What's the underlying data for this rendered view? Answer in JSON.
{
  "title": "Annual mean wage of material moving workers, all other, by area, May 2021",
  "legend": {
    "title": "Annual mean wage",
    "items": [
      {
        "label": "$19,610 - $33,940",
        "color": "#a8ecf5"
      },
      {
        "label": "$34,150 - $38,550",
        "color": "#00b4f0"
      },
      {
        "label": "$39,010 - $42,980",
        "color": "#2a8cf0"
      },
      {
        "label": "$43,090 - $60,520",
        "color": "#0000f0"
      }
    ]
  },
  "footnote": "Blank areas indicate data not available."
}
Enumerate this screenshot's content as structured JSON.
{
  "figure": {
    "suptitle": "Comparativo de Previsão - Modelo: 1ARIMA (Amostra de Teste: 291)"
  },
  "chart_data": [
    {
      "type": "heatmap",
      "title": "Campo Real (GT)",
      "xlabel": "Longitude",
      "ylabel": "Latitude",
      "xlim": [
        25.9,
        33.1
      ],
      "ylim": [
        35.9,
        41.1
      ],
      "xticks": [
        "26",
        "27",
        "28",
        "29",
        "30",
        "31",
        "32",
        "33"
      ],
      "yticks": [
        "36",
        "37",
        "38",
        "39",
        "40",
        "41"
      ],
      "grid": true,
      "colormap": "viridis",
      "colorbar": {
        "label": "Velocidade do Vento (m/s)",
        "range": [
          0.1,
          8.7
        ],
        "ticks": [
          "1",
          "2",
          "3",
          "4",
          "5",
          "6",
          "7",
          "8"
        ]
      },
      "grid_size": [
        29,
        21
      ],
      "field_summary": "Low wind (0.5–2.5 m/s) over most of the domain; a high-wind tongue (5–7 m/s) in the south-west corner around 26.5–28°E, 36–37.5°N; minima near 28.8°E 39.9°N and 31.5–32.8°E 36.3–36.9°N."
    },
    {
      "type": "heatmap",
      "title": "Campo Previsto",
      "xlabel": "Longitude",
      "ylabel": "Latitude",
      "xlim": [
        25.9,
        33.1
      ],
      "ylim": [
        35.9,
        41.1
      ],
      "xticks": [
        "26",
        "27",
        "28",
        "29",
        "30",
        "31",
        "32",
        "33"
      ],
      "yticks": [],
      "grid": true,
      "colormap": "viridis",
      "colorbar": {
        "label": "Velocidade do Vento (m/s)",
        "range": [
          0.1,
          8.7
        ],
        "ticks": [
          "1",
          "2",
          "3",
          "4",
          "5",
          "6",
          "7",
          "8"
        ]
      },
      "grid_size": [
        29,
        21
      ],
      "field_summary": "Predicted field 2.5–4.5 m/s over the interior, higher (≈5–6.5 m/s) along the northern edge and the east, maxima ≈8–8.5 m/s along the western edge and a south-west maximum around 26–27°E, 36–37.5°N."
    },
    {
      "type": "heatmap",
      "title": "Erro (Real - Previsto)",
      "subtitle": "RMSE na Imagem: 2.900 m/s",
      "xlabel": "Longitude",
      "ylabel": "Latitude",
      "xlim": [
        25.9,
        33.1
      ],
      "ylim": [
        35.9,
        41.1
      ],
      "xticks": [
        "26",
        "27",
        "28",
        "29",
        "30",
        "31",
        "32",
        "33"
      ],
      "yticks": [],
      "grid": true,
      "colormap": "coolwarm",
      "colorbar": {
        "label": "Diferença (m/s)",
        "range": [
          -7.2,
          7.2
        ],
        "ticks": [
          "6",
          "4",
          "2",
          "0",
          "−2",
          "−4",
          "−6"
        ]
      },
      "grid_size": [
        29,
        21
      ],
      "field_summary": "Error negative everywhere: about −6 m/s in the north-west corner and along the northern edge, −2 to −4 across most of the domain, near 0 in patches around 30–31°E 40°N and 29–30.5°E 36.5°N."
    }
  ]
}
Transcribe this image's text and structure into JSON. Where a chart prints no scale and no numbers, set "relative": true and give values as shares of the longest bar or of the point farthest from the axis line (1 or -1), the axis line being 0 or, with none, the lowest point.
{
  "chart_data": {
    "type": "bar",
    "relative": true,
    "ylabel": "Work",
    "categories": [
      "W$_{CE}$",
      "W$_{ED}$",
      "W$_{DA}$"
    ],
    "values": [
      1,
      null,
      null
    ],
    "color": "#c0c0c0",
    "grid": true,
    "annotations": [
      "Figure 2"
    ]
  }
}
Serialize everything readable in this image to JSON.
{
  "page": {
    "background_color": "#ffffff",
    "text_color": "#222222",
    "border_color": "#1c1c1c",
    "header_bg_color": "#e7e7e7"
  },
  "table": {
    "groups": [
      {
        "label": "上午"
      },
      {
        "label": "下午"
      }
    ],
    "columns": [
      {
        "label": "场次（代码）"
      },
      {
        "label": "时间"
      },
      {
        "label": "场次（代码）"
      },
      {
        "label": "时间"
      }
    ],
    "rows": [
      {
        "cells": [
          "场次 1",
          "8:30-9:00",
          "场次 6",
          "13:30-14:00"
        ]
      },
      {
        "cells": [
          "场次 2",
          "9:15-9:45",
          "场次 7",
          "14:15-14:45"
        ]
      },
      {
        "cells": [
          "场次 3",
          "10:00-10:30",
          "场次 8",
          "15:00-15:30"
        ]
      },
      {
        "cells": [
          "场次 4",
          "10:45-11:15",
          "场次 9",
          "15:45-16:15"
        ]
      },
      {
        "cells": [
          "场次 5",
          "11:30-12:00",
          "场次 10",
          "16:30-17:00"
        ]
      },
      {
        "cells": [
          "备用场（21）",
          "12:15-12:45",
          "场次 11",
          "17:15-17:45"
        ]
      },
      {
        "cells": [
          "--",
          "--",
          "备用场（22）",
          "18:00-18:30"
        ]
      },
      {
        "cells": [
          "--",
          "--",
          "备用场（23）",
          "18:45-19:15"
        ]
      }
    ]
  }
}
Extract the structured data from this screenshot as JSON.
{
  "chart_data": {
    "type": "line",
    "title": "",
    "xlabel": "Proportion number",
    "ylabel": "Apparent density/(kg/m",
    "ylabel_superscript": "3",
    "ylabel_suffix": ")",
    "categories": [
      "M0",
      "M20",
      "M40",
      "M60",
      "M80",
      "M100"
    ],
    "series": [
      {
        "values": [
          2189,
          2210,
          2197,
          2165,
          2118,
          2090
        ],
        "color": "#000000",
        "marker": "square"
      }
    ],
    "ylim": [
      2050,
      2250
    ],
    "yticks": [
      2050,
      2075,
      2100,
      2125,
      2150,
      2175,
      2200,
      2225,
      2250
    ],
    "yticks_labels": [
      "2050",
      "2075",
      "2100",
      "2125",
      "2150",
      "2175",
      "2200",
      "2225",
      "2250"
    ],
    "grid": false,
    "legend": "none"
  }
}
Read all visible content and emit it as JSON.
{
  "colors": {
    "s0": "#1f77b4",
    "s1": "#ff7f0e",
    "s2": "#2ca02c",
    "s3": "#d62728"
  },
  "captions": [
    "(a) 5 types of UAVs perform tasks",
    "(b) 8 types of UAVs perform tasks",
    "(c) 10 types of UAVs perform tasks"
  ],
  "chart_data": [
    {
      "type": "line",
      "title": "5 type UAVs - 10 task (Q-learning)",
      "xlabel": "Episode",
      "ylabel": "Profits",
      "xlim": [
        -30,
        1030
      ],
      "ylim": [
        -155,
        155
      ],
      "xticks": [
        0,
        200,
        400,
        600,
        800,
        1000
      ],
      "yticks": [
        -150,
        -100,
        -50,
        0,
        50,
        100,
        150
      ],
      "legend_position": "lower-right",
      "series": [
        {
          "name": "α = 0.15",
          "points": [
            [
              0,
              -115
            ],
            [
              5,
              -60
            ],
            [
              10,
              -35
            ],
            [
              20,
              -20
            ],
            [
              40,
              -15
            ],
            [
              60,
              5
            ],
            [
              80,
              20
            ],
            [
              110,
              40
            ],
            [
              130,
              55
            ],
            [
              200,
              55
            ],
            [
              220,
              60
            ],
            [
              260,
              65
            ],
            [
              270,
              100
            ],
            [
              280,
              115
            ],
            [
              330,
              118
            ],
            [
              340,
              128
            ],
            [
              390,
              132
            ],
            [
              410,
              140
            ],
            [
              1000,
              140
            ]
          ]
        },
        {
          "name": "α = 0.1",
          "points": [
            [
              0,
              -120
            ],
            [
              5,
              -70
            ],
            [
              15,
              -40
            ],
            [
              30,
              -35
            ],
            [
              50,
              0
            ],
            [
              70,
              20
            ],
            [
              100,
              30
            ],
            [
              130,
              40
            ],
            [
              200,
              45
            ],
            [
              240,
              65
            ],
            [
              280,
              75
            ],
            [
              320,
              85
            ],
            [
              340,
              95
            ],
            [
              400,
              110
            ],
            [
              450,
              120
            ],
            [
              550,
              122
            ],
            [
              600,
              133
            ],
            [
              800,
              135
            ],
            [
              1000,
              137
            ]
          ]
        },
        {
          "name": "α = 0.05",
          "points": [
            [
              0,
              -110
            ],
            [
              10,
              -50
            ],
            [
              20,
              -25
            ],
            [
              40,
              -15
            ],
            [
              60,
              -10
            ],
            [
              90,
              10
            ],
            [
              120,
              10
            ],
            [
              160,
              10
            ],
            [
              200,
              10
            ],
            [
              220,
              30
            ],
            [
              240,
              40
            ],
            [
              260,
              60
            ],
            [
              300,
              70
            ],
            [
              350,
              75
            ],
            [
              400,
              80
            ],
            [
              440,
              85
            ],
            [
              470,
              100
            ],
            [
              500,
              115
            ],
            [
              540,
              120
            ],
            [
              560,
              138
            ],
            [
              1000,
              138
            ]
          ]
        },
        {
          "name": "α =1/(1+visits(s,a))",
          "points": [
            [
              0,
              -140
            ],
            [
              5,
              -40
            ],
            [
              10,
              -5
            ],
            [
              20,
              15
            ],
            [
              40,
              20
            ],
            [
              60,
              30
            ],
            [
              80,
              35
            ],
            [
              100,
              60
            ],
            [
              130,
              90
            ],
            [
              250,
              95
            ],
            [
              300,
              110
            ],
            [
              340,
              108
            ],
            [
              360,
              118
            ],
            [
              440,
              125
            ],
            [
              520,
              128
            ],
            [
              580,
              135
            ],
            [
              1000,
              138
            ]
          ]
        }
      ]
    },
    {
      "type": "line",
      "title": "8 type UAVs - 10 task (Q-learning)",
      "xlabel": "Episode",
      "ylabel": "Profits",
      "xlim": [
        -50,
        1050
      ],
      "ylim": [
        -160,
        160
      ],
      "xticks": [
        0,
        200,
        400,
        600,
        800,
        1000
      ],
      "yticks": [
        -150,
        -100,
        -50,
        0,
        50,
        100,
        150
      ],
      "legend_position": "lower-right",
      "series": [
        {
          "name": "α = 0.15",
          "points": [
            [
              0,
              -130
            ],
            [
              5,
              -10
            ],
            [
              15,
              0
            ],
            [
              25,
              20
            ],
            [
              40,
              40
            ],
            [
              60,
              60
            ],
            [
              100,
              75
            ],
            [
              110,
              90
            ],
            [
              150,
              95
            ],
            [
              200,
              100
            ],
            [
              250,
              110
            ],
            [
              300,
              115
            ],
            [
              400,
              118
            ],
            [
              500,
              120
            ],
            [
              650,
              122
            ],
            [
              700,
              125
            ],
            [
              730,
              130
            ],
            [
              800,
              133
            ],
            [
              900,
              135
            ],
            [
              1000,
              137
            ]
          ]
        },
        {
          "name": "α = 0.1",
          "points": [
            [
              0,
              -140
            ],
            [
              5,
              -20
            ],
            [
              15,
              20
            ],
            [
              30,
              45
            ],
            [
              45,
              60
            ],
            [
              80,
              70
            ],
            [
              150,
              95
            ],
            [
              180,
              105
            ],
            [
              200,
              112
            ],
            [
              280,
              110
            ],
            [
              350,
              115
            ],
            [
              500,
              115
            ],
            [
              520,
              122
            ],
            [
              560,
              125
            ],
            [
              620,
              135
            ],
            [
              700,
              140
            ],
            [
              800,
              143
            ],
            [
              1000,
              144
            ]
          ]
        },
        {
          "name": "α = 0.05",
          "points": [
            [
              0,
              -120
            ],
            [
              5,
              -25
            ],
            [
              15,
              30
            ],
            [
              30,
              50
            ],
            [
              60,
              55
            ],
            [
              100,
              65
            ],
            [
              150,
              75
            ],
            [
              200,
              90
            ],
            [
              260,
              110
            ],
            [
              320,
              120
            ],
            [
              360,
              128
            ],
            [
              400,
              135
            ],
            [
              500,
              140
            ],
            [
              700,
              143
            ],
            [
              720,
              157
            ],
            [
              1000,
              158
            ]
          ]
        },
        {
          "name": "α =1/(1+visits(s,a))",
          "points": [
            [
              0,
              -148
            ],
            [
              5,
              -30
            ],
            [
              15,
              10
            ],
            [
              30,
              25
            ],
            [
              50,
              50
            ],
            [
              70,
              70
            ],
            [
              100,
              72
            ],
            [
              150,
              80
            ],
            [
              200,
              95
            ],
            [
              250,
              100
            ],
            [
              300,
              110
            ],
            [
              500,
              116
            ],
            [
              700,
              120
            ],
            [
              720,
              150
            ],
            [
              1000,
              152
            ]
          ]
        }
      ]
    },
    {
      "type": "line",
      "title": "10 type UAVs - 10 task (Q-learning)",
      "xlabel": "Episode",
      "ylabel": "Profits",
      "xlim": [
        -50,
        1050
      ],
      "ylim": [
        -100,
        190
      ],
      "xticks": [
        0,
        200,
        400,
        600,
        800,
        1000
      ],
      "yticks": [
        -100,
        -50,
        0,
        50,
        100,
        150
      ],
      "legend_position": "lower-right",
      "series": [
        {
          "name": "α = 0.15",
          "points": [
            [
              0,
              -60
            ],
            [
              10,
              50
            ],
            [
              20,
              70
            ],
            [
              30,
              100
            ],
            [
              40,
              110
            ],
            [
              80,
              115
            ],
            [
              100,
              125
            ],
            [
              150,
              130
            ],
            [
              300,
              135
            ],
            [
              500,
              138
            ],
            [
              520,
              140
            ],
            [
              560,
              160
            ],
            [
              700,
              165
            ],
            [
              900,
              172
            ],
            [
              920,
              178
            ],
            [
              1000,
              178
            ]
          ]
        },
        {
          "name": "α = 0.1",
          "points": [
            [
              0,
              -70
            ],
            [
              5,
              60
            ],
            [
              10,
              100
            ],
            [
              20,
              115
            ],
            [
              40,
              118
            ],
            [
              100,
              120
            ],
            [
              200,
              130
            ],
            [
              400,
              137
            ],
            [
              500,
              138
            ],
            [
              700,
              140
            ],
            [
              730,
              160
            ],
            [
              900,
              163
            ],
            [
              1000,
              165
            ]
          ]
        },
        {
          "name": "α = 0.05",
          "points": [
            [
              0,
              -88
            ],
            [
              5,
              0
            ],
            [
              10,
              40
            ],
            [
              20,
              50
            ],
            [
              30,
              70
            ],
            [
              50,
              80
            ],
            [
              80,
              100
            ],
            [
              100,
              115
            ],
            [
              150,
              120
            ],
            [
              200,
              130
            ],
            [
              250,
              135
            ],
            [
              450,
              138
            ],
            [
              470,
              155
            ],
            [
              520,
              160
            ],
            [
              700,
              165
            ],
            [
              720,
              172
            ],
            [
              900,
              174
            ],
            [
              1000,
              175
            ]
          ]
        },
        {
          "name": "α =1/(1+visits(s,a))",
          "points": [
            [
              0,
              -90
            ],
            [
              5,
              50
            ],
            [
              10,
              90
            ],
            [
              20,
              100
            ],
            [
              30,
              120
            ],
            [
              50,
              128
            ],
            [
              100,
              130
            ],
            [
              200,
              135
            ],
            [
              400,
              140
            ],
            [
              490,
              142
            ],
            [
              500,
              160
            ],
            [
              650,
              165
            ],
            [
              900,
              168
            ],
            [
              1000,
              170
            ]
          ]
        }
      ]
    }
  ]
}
------------------------
WHAT IS BEING ASKED = Where a line holds "along", copy that line.

TASK RESULT =
      "field_summary": "Predicted field 2.5–4.5 m/s over the interior, higher (≈5–6.5 m/s) along the northern edge and the east, maxima ≈8–8.5 m/s along the western edge and a south-west maximum around 26–27°E, 36–37.5°N."
      "field_summary": "Error negative everywhere: about −6 m/s in the north-west corner and along the northern edge, −2 to −4 across most of the domain, near 0 in patches around 30–31°E 40°N and 29–30.5°E 36.5°N."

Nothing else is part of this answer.